◆ **Testo fornito**
>>>

Dettaglio di Pontormo, “Deposizione”, Firenze, Santa Felicita

 

Che volume singolare e raro ha mandato in stampa la casa milanese Postmedia Books, forte di un’etichetta già riconoscibile – sia per formati, sia per temi – sugli scaffali di estetica e storia dell’arte; libro che, offerto al pubblico nel candore immacolato di una copertina azzeccata, ha invece il sapore – familiare e intimo – del carnet privato, dei materiali custoditi con cura nei cassetti delle scrivanie ma ordinati soltanto dall’esercizio intermittente del ricordo: Dario Trento Una storia aperta (pp. 204, 47 ill., euro 19,00)
Appunti mal scritti, lettere mai spedite, messaggi inviati da lontano, buste ingiallite con francobolli da collezione, schizzi leggeri tracciati fra le pieghe all’angolo di un foglio, origami distratti e sghembi, foto iscritte sul retro, scatti persi nel tempo, documenti ormai inutili con volti troppo giovani e timbri obsoleti, stralci di giornale senza data e senza titolo: di queste ‘carabattole’ affettuose e necessarie, cariche di umanità, tiepide di vita, si rimpingua la smilza collettanea consacrata alla memoria di Dario Trento, figura di ricercatore affabile ed elusiva, autore di una bibliografia coerente e solo all’apparenza disordinata, voce inconfondibile per il panorama italiano che va dagli anni ottanta al secolo nuovo; testimonio insomma della svolta del gusto che negli studi affrontò la via nostrana al postmoderno, organizzando un nuovo senso della storia, delle assenze e delle permanenze, un rapporto originale col passato e con gli strumenti della creazione, dell’analisi testuale e figurativa.
Si deve alla bella sensibilità di Elisabetta Longari, già al fianco di Trento nelle aule di Brera, un’iniziativa a tal punto generosa, che – chiamando a raccolta amici e colleghi – si è prefissa di restituire un ritratto, non esaustivo e tuttavia veritiero di quella carriera originale di conoscitore e critico, delle qualità dell’amico e del professore; un profilo – lo si è accennato – sfuggente per timidezza antica, per elegante understatement ma determinato nel perseguire una linea, in campo storico-artistico, nutrita dall’esempio di autorevoli voci novecentesche (la scuola longhiana nell’eco durevole di Arcangeli, la filologia severa della Barocchi professata dalla cattedra della Normale) e propensa comunque a intrecciare una visione inedita sul contemporaneo, in dialogo col clima cosmopolita e vivace vissuto in quei decenni fra new wave e immagini elettroniche, fra controcultura e imperio digitale.
Il volume raccoglie così tracce profonde d’esistenza che ancora, nei souvenirs partecipi degli studenti e dei compagni di viaggio, si accendono di una spregiudicata apertura intellettuale. Dalle esperienze comunitarie, dalla reinvenzione radicale della ‘famiglia’ normativa vissute nel clima fervido della Bologna del Movimento (avventura riassunta nelle pagine dense di Marracci), si passa pertanto alle peregrinazioni meneghine, quando – reduce da una borsa alla Fondazione Longhi e dal perfezionamento alla Scuola Superiore di Pisa – Trento avrebbe ottenuto in Accademia l’incarico di assistente, seguito dalla nomina a professore di ruolo. In questo senso è toccante il racconto di un aperitivo d’antan, consumato in via Vigevano, in un locale con l’affaccio dal retro sul cortile dell’atelier di Pomodoro, circondato dai ballatoi di ringhiera; un approdo d’elezione nel frenetico via vai milanese, un varco verso il lato segreto di una città impostasi, sin da subito, alle passioni e agli interessi dello studioso, divenendo miniera inesauribile di curiosità ed enigmi.

<<<

◆ **Materiale di lavoro**
>>>

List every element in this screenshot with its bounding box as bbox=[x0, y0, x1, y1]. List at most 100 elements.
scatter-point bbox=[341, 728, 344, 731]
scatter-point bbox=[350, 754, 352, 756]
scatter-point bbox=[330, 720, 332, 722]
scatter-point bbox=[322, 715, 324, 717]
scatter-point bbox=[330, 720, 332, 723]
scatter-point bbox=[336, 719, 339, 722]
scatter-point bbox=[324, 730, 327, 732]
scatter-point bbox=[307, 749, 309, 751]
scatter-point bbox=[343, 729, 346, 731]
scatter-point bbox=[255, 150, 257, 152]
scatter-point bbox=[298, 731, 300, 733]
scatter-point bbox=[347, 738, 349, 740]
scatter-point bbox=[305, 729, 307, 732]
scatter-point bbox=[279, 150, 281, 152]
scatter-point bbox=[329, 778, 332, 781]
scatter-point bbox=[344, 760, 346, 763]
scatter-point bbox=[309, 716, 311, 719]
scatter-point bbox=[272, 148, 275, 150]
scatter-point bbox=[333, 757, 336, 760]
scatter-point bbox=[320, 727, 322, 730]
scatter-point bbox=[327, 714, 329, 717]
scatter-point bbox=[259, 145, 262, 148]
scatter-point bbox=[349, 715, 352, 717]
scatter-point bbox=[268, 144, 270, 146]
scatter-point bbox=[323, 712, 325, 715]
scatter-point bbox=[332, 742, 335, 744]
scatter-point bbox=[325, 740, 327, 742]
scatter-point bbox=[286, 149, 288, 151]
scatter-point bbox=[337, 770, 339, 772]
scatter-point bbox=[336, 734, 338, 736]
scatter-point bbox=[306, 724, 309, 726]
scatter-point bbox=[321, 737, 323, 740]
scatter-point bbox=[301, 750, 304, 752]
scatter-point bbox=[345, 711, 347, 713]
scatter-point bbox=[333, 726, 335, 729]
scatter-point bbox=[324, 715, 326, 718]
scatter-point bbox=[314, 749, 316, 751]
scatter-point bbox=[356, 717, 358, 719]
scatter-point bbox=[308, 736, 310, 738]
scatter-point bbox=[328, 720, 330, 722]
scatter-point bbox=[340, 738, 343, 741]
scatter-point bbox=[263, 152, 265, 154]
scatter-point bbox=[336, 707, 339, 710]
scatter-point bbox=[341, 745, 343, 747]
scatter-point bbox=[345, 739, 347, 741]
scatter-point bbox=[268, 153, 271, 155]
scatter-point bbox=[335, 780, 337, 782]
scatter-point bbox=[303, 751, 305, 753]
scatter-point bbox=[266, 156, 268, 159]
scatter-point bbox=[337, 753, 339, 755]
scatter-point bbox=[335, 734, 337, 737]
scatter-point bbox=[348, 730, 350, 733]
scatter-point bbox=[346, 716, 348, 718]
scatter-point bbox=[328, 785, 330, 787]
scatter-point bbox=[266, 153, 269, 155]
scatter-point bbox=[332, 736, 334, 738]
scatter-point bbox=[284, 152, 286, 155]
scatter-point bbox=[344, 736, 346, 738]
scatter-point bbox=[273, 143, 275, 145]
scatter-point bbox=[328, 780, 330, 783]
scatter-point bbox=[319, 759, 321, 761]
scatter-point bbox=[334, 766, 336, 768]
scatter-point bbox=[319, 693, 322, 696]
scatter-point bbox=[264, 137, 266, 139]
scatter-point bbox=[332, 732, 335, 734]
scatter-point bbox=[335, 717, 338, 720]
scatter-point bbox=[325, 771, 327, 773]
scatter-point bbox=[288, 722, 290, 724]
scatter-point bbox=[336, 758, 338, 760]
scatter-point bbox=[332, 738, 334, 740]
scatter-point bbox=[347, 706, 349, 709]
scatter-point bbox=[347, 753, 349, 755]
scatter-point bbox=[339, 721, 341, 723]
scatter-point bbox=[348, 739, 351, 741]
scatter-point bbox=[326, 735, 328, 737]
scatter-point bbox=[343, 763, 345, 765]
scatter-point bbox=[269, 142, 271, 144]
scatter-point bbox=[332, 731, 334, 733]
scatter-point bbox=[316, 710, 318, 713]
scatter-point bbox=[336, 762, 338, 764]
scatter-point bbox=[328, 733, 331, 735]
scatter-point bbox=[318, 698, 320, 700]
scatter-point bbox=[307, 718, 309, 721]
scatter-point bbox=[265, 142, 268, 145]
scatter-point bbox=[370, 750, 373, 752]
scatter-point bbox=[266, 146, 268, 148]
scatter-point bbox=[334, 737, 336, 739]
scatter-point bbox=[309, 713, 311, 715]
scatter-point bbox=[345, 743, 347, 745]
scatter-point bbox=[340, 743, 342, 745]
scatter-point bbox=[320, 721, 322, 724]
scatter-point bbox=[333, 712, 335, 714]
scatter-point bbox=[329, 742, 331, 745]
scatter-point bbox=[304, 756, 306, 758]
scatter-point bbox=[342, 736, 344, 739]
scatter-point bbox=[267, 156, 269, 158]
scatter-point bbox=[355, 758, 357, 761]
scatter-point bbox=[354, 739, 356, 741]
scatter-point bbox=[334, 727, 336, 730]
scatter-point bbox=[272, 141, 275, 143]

<<<

◆ **Elenco attività**
[A] Secondo il testo fornito, a chi si deve l'iniziativa del volume dedicato alla memoria di Dario Trento?
[B] Duplichi senza alcuna modifica il tratto delle righe che va dall'inizio delle righe fino alla riga contenente "scatter-point bbox=[323, 712, 325, 715]", compresa.

◆ **Esercizio svolto**
[A] A Elisabetta Longari, già al fianco di Trento nelle aule di Brera.

[B]
List every element in this screenshot with its bounding box as bbox=[x0, y0, x1, y1]. List at most 100 elements.
scatter-point bbox=[341, 728, 344, 731]
scatter-point bbox=[350, 754, 352, 756]
scatter-point bbox=[330, 720, 332, 722]
scatter-point bbox=[322, 715, 324, 717]
scatter-point bbox=[330, 720, 332, 723]
scatter-point bbox=[336, 719, 339, 722]
scatter-point bbox=[324, 730, 327, 732]
scatter-point bbox=[307, 749, 309, 751]
scatter-point bbox=[343, 729, 346, 731]
scatter-point bbox=[255, 150, 257, 152]
scatter-point bbox=[298, 731, 300, 733]
scatter-point bbox=[347, 738, 349, 740]
scatter-point bbox=[305, 729, 307, 732]
scatter-point bbox=[279, 150, 281, 152]
scatter-point bbox=[329, 778, 332, 781]
scatter-point bbox=[344, 760, 346, 763]
scatter-point bbox=[309, 716, 311, 719]
scatter-point bbox=[272, 148, 275, 150]
scatter-point bbox=[333, 757, 336, 760]
scatter-point bbox=[320, 727, 322, 730]
scatter-point bbox=[327, 714, 329, 717]
scatter-point bbox=[259, 145, 262, 148]
scatter-point bbox=[349, 715, 352, 717]
scatter-point bbox=[268, 144, 270, 146]
scatter-point bbox=[323, 712, 325, 715]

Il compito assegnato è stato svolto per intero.